▶ **THE TASK**
Restate the entries word for word, omitting nothing.
** start of TASK MATERIAL **
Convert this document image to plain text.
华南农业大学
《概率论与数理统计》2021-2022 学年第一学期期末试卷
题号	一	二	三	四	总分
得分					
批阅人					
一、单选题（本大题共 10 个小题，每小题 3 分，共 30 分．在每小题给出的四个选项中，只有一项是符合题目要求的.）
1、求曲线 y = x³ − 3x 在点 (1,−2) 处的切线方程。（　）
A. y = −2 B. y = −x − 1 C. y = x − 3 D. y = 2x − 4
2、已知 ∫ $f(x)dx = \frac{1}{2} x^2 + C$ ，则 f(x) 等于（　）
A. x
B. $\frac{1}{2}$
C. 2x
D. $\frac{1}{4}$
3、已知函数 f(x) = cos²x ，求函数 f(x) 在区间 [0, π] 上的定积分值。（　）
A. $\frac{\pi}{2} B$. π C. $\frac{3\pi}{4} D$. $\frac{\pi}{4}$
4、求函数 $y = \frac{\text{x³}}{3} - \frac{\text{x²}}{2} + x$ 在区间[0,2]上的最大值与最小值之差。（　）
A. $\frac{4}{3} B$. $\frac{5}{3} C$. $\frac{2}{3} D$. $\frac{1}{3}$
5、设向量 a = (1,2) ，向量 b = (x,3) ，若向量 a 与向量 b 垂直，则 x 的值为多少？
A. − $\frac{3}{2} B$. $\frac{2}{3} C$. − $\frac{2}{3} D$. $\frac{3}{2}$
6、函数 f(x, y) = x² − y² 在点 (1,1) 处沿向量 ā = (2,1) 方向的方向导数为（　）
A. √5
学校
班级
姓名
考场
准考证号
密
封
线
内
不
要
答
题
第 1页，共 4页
** end of TASK MATERIAL **
▶ **RESPONSE BELOW**
Convert this document image to plain text.
华南农业大学
《概率论与数理统计》2021-2022 学年第一学期期末试卷
题号	一	二	三	四	总分
得分					
批阅人					
一、单选题（本大题共 10 个小题，每小题 3 分，共 30 分．在每小题给出的四个选项中，只有一项是符合题目要求的.）
1、求曲线 y = x³ − 3x 在点 (1,−2) 处的切线方程。（　）
A. y = −2 B. y = −x − 1 C. y = x − 3 D. y = 2x − 4
2、已知 ∫ $f(x)dx = \frac{1}{2} x^2 + C$ ，则 f(x) 等于（　）
A. x
B. $\frac{1}{2}$
C. 2x
D. $\frac{1}{4}$
3、已知函数 f(x) = cos²x ，求函数 f(x) 在区间 [0, π] 上的定积分值。（　）
A. $\frac{\pi}{2} B$. π C. $\frac{3\pi}{4} D$. $\frac{\pi}{4}$
4、求函数 $y = \frac{\text{x³}}{3} - \frac{\text{x²}}{2} + x$ 在区间[0,2]上的最大值与最小值之差。（　）
A. $\frac{4}{3} B$. $\frac{5}{3} C$. $\frac{2}{3} D$. $\frac{1}{3}$
5、设向量 a = (1,2) ，向量 b = (x,3) ，若向量 a 与向量 b 垂直，则 x 的值为多少？
A. − $\frac{3}{2} B$. $\frac{2}{3} C$. − $\frac{2}{3} D$. $\frac{3}{2}$
6、函数 f(x, y) = x² − y² 在点 (1,1) 处沿向量 ā = (2,1) 方向的方向导数为（　）
A. √5
学校
班级
姓名
考场
准考证号
密
封
线
内
不
要
答
题
第 1页，共 4页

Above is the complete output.